» **Instructions to follow**: Please pull out every line that includes the string "from".

[Dataset rows about figures]
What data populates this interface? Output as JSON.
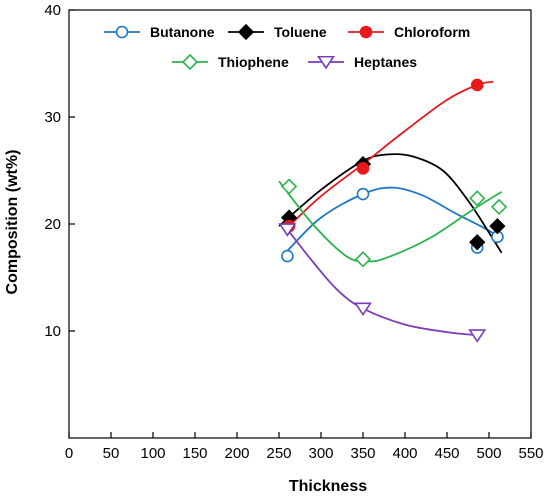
{
  "chart_data": {
    "type": "scatter",
    "title": "",
    "xlabel": "Thickness",
    "ylabel": "Composition (wt%)",
    "xlim": [
      0,
      550
    ],
    "ylim": [
      0,
      40
    ],
    "xticks": [
      0,
      50,
      100,
      150,
      200,
      250,
      300,
      350,
      400,
      450,
      500,
      550
    ],
    "yticks": [
      10,
      20,
      30,
      40
    ],
    "grid": false,
    "legend_position": "top",
    "series": [
      {
        "name": "Butanone",
        "color": "#1f77c4",
        "marker": "circle-open",
        "points": [
          [
            260,
            17
          ],
          [
            350,
            22.8
          ],
          [
            486,
            17.8
          ],
          [
            510,
            18.8
          ]
        ],
        "fit_curve": [
          [
            260,
            17.5
          ],
          [
            300,
            20.6
          ],
          [
            350,
            22.8
          ],
          [
            385,
            23.4
          ],
          [
            420,
            22.7
          ],
          [
            460,
            21
          ],
          [
            490,
            19.8
          ],
          [
            515,
            18.7
          ]
        ]
      },
      {
        "name": "Toluene",
        "color": "#000000",
        "marker": "diamond-filled",
        "points": [
          [
            262,
            20.6
          ],
          [
            350,
            25.6
          ],
          [
            486,
            18.3
          ],
          [
            510,
            19.8
          ]
        ],
        "fit_curve": [
          [
            250,
            19.8
          ],
          [
            300,
            23.2
          ],
          [
            350,
            25.9
          ],
          [
            380,
            26.5
          ],
          [
            410,
            26.3
          ],
          [
            445,
            25
          ],
          [
            475,
            22.2
          ],
          [
            500,
            19.2
          ],
          [
            515,
            17.3
          ]
        ]
      },
      {
        "name": "Chloroform",
        "color": "#e8191b",
        "marker": "circle-filled",
        "points": [
          [
            262,
            19.8
          ],
          [
            350,
            25.2
          ],
          [
            486,
            33
          ]
        ],
        "fit_curve": [
          [
            262,
            19.8
          ],
          [
            300,
            22.6
          ],
          [
            350,
            25.6
          ],
          [
            400,
            28.7
          ],
          [
            450,
            31.6
          ],
          [
            486,
            33
          ],
          [
            505,
            33.3
          ]
        ]
      },
      {
        "name": "Thiophene",
        "color": "#2eb24e",
        "marker": "diamond-open",
        "points": [
          [
            262,
            23.5
          ],
          [
            350,
            16.7
          ],
          [
            486,
            22.4
          ],
          [
            512,
            21.6
          ]
        ],
        "fit_curve": [
          [
            250,
            24
          ],
          [
            290,
            20
          ],
          [
            330,
            17
          ],
          [
            355,
            16.5
          ],
          [
            380,
            16.9
          ],
          [
            430,
            18.7
          ],
          [
            480,
            21.3
          ],
          [
            515,
            23
          ]
        ]
      },
      {
        "name": "Heptanes",
        "color": "#7a3db8",
        "marker": "triangle-open",
        "points": [
          [
            260,
            19.5
          ],
          [
            350,
            12.1
          ],
          [
            486,
            9.6
          ]
        ],
        "fit_curve": [
          [
            260,
            19.5
          ],
          [
            290,
            16.5
          ],
          [
            320,
            13.8
          ],
          [
            350,
            12.1
          ],
          [
            400,
            10.6
          ],
          [
            450,
            9.9
          ],
          [
            486,
            9.6
          ]
        ]
      }
    ]
  }
}
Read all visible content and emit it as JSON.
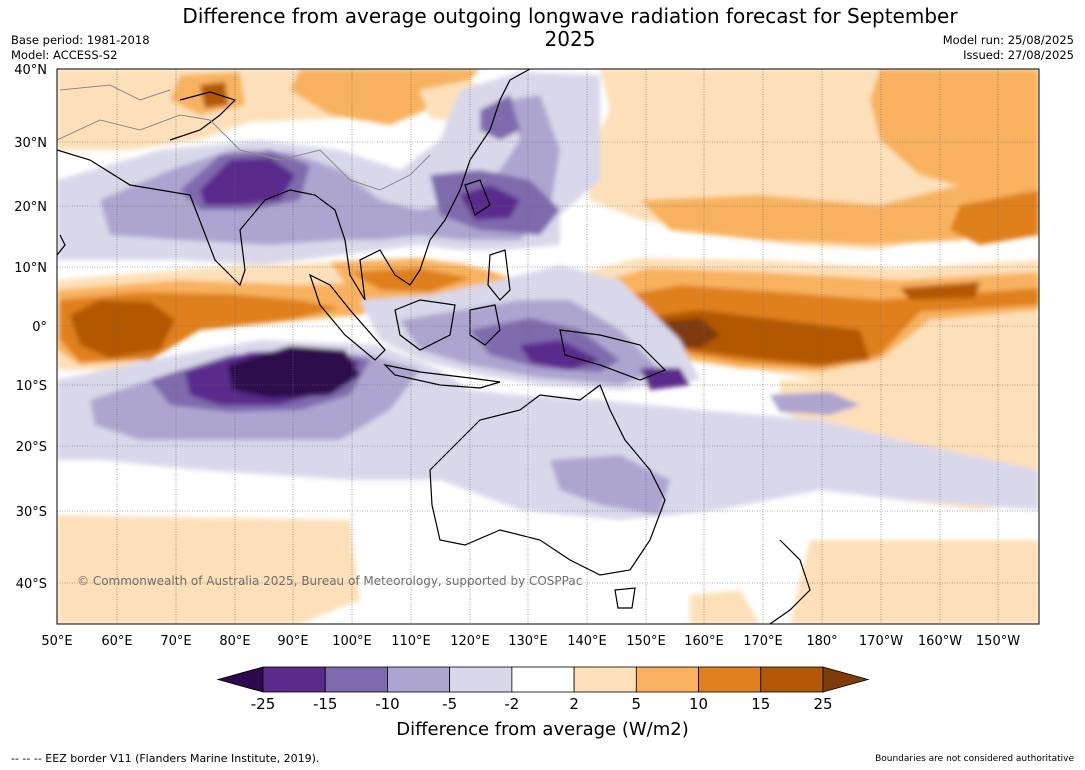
{
  "title": "Difference from average outgoing longwave radiation forecast for September 2025",
  "meta_left": [
    "Base period: 1981-2018",
    "Model: ACCESS-S2"
  ],
  "meta_right": [
    "Model run: 25/08/2025",
    "Issued: 27/08/2025"
  ],
  "copyright": "© Commonwealth of Australia 2025, Bureau of Meteorology, supported by COSPPac",
  "lat_labels": [
    "40°N",
    "30°N",
    "20°N",
    "10°N",
    "0°",
    "10°S",
    "20°S",
    "30°S",
    "40°S"
  ],
  "lon_labels": [
    "50°E",
    "60°E",
    "70°E",
    "80°E",
    "90°E",
    "100°E",
    "110°E",
    "120°E",
    "130°E",
    "140°E",
    "150°E",
    "160°E",
    "170°E",
    "180°",
    "170°W",
    "160°W",
    "150°W"
  ],
  "colorbar": {
    "title": "Difference from average (W/m2)",
    "ticks": [
      "-25",
      "-15",
      "-10",
      "-5",
      "-2",
      "2",
      "5",
      "10",
      "15",
      "25"
    ],
    "colors": [
      "#2d0a4e",
      "#5a2b8c",
      "#7f6aad",
      "#ada5cf",
      "#d9d8ea",
      "#ffffff",
      "#fde0b9",
      "#f8b25f",
      "#e0801e",
      "#b35806",
      "#7f3b08"
    ]
  },
  "footer_left": "--  --  -- EEZ border V11 (Flanders Marine Institute, 2019).",
  "footer_right": "Boundaries are not considered authoritative"
}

» **Task output**:
  "title": "Difference from average outgoing longwave radiation forecast for September 2025",
    "title": "Difference from average (W/m2)",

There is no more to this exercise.